CHALLENGES:
• A. From the listing, copy the lines starting with the one containing "circuit-label-rct: RCT: [576, 168, 591, 182]" and ending with the one containing "x-tick-label: 2: [468, 247, 474, 258]", keeping both end lines and reproducing everything word for word.
• B. Write the next part of the description of the CNN semantic textual similarity repository, picking up after its last sentence.

/STS-CNN-STSbenchmark-Semantic-Similarity-Semantic-Textual-Similarity-CNN-HCTI-Tensorflow-Keras

A simple implementation of paper "HCTI at SemEval-2017 Task 1: Use convolutional neural network to evaluate semantic textual similarity."

Primary LanguagePython

STSbenchmark

Introduction

This repository contains an implementation of paper "HCTI at SemEval-2017 Task 1: Use convolutional neural network to evaluate semantic textual similarity." https://www.aclweb.org/anthology/S17-2016

A simple CNN approach to get semantic textual similarity scores is proposed in the paper, which got the 3rd place in SemEval-2017 task 1. This implementation is based on python 3.5/Tensorflow 1.7.0/Keras 1.2.2 and can achieve over 0.77 on STSbenchmark datasets.

RAW DATA:
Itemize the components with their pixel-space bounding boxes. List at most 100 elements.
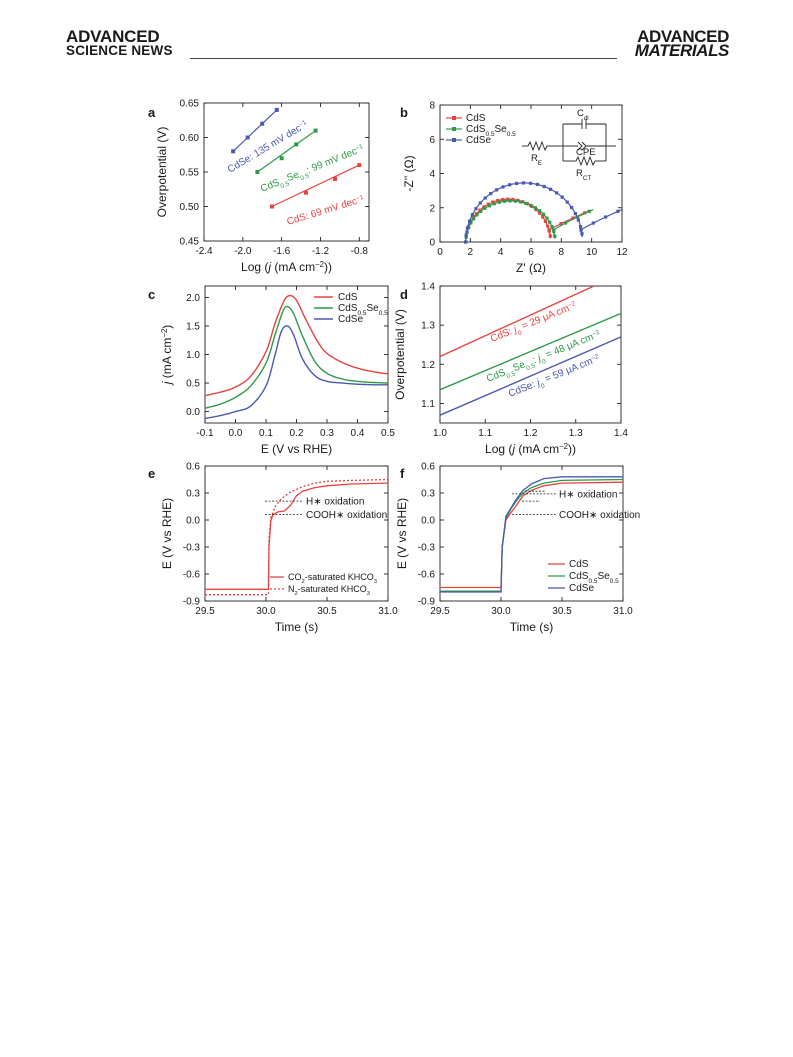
circuit-label-rct: RCT: [576, 168, 591, 182]
data-point: [467, 219, 472, 223]
data-point: [313, 128, 318, 133]
data-point: [483, 206, 487, 210]
legend-label: CdS0.5Se0.5: [569, 571, 619, 585]
data-point: [511, 197, 515, 202]
resistor-rct: [575, 155, 596, 167]
x-axis-label: Log (j (mA cm−2)): [485, 442, 576, 457]
advanced-materials-logo: ADVANCED MATERIALS: [635, 27, 730, 59]
data-point: [541, 215, 545, 219]
y-tick-label: 1.0: [186, 350, 200, 361]
y-tick-label: -0.3: [418, 543, 436, 554]
data-point: [333, 176, 338, 181]
data-point: [545, 216, 549, 220]
logo-right-line1: ADVANCED: [637, 27, 729, 46]
legend-marker: [452, 116, 456, 120]
x-tick-label: 0.3: [320, 428, 334, 439]
data-point: [578, 225, 583, 229]
y-tick-label: -0.6: [183, 570, 201, 581]
plot-frame: [439, 465, 624, 602]
fit-line-CdS: [439, 285, 595, 358]
data-point: [357, 163, 362, 168]
x-tick-label: 30.5: [552, 606, 572, 617]
y-tick-label: 1.5: [186, 321, 200, 332]
annotation-cooh-oxidation: COOH∗ oxidation: [306, 510, 387, 521]
cpe-element: [577, 141, 583, 151]
x-tick-label: 10: [586, 247, 598, 258]
transient-CdSe: [440, 476, 623, 593]
x-tick-label: 30.0: [491, 606, 511, 617]
data-point: [506, 197, 510, 201]
x-tick-label: 31.0: [378, 606, 398, 617]
slope-label-cds: CdS: 69 mV dec−1: [286, 193, 366, 228]
data-point: [579, 228, 583, 232]
x-tick-label: 1.1: [478, 428, 492, 439]
annotation-h-oxidation: H∗ oxidation: [306, 497, 364, 508]
data-point: [552, 228, 556, 232]
data-point: [492, 202, 496, 206]
equivalent-circuit: [522, 119, 616, 167]
data-point: [563, 221, 568, 225]
data-point: [464, 240, 468, 244]
y-tick-label: 0.5: [186, 379, 200, 390]
fit-line-CdSe: [439, 336, 622, 416]
y-tick-label: 2: [429, 203, 435, 214]
data-point: [508, 199, 512, 203]
data-point: [470, 213, 474, 217]
x-tick-label: 8: [559, 247, 565, 258]
data-point: [479, 209, 483, 213]
x-tick-label: 0.5: [381, 428, 395, 439]
data-point: [501, 185, 505, 189]
x-tick-label: 31.0: [613, 606, 633, 617]
panel-letter: b: [400, 105, 408, 120]
data-point: [469, 221, 473, 225]
data-point: [516, 198, 520, 202]
data-point: [591, 221, 595, 225]
x-tick-label: 2: [468, 247, 474, 258]
x-tick-label: 30.5: [317, 606, 337, 617]
data-point: [560, 195, 564, 199]
x-tick-label: 30.0: [256, 606, 276, 617]
data-point: [550, 225, 554, 229]
data-point: [565, 200, 569, 204]
plot-frame: [204, 465, 389, 602]
fit-line-CdSe: [232, 109, 278, 152]
j0-label-cds: CdS: j0 = 29 μA cm−2: [489, 300, 580, 347]
x-tick-label: -0.1: [196, 428, 214, 439]
legend-label: CdSe: [338, 314, 363, 325]
panel-letter: c: [148, 287, 155, 302]
data-point: [474, 207, 478, 211]
y-axis-label: E (V vs RHE): [160, 498, 174, 569]
y-tick-label: -0.9: [183, 597, 201, 608]
x-axis-label: Z' (Ω): [516, 261, 546, 275]
data-point: [546, 224, 550, 228]
data-point: [521, 181, 526, 185]
x-axis-label: Log (j (mA cm−2)): [241, 260, 332, 275]
y-tick-label: 0.0: [186, 516, 200, 527]
y-tick-label: 0.55: [180, 168, 200, 179]
transient-CO2-saturatedKHCO3: [205, 482, 389, 590]
panel-letter: f: [400, 466, 405, 481]
y-tick-label: 2.0: [186, 293, 200, 304]
data-point: [571, 216, 575, 220]
circuit-label-re: RE: [531, 153, 542, 167]
data-point: [464, 233, 468, 237]
data-point: [269, 204, 274, 209]
y-axis-label: E (V vs RHE): [395, 498, 409, 569]
data-point: [580, 232, 584, 236]
data-point: [533, 206, 537, 210]
data-point: [489, 192, 493, 196]
y-tick-label: 0.3: [186, 489, 200, 500]
data-point: [513, 199, 518, 203]
y-tick-label: 1.2: [421, 360, 435, 371]
header-rule: [190, 58, 617, 59]
data-point: [475, 213, 479, 217]
y-tick-label: -0.9: [418, 597, 436, 608]
y-tick-label: 1.1: [421, 399, 435, 410]
data-point: [501, 197, 505, 202]
panel-f-transient: 29.5 30.0 30.5 31.0 -0.9 -0.6 -0.3 0.0 0.3 0.6 f Ti…: [395, 462, 640, 635]
data-point: [503, 199, 507, 203]
data-point: [548, 187, 553, 191]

RESULTS OF THE TASKS:
• A.
circuit-label-rct: RCT: [576, 168, 591, 182]
data-point: [467, 219, 472, 223]
data-point: [313, 128, 318, 133]
data-point: [483, 206, 487, 210]
legend-label: CdS0.5Se0.5: [569, 571, 619, 585]
data-point: [511, 197, 515, 202]
resistor-rct: [575, 155, 596, 167]
x-axis-label: Log (j (mA cm−2)): [485, 442, 576, 457]
advanced-materials-logo: ADVANCED MATERIALS: [635, 27, 730, 59]
data-point: [541, 215, 545, 219]
y-tick-label: 1.0: [186, 350, 200, 361]
y-tick-label: -0.3: [418, 543, 436, 554]
data-point: [333, 176, 338, 181]
data-point: [545, 216, 549, 220]
logo-right-line1: ADVANCED: [637, 27, 729, 46]
legend-marker: [452, 116, 456, 120]
x-tick-label: 0.3: [320, 428, 334, 439]
data-point: [578, 225, 583, 229]
y-tick-label: -0.6: [183, 570, 201, 581]
plot-frame: [439, 465, 624, 602]
fit-line-CdS: [439, 285, 595, 358]
data-point: [357, 163, 362, 168]
x-tick-label: 30.5: [552, 606, 572, 617]
y-tick-label: 1.5: [186, 321, 200, 332]
annotation-cooh-oxidation: COOH∗ oxidation: [306, 510, 387, 521]
cpe-element: [577, 141, 583, 151]
x-tick-label: 10: [586, 247, 598, 258]
transient-CdSe: [440, 476, 623, 593]
x-tick-label: 30.0: [491, 606, 511, 617]
data-point: [506, 197, 510, 201]
x-tick-label: 31.0: [378, 606, 398, 617]
slope-label-cds: CdS: 69 mV dec−1: [286, 193, 366, 228]
data-point: [579, 228, 583, 232]
x-tick-label: 1.1: [478, 428, 492, 439]
annotation-h-oxidation: H∗ oxidation: [306, 497, 364, 508]
data-point: [552, 228, 556, 232]
data-point: [492, 202, 496, 206]
equivalent-circuit: [522, 119, 616, 167]
data-point: [563, 221, 568, 225]
data-point: [464, 240, 468, 244]
y-tick-label: 0.5: [186, 379, 200, 390]
fit-line-CdSe: [439, 336, 622, 416]
y-tick-label: 2: [429, 203, 435, 214]
data-point: [508, 199, 512, 203]
data-point: [470, 213, 474, 217]
x-tick-label: 8: [559, 247, 565, 258]
data-point: [479, 209, 483, 213]
x-tick-label: 0.5: [381, 428, 395, 439]
data-point: [501, 185, 505, 189]
x-tick-label: 31.0: [613, 606, 633, 617]
panel-letter: b: [400, 105, 408, 120]
data-point: [469, 221, 473, 225]
data-point: [516, 198, 520, 202]
data-point: [591, 221, 595, 225]
x-tick-label: 2: [468, 247, 474, 258]

• B.
Citation

If you use these codes for your research, please cite:

@inproceedings{Shao:2017,
	author = {Yang Shao},
	title  = {{HCTI} at SemEval-2017 Task 1: Use convolutional neural network to evaluate Semantic Textual Similarity},
	booktitle = {Proceedings of the 11th International Workshop on Semantic Evaluation (SemEval 2017)},
	year   = {2017},
	address = {Vancouver, Canada},
	publisher = {Association for Computational Linguistics},
	note = {\href{https://github.com/celarex}{URL}},
}

Yang Shao. 2017. HCTI at SemEval-2017 Task 1: Use convolutional neural network to evaluate semantic textual similarity. In Proceedings of SemEval-2017. https://github.com/celarex/Semantic-Textual-Similarity-STSbenchmark-HCTI-CNN

Training

To train your own model, you need to download GloVe pre-trained word vectors from http://nlp.stanford.edu/data/glove.840B.300d.zip first and unzip it in your folder.
To train your CNN model on STSbenchmark datasets:

python sts.py

Enjoy!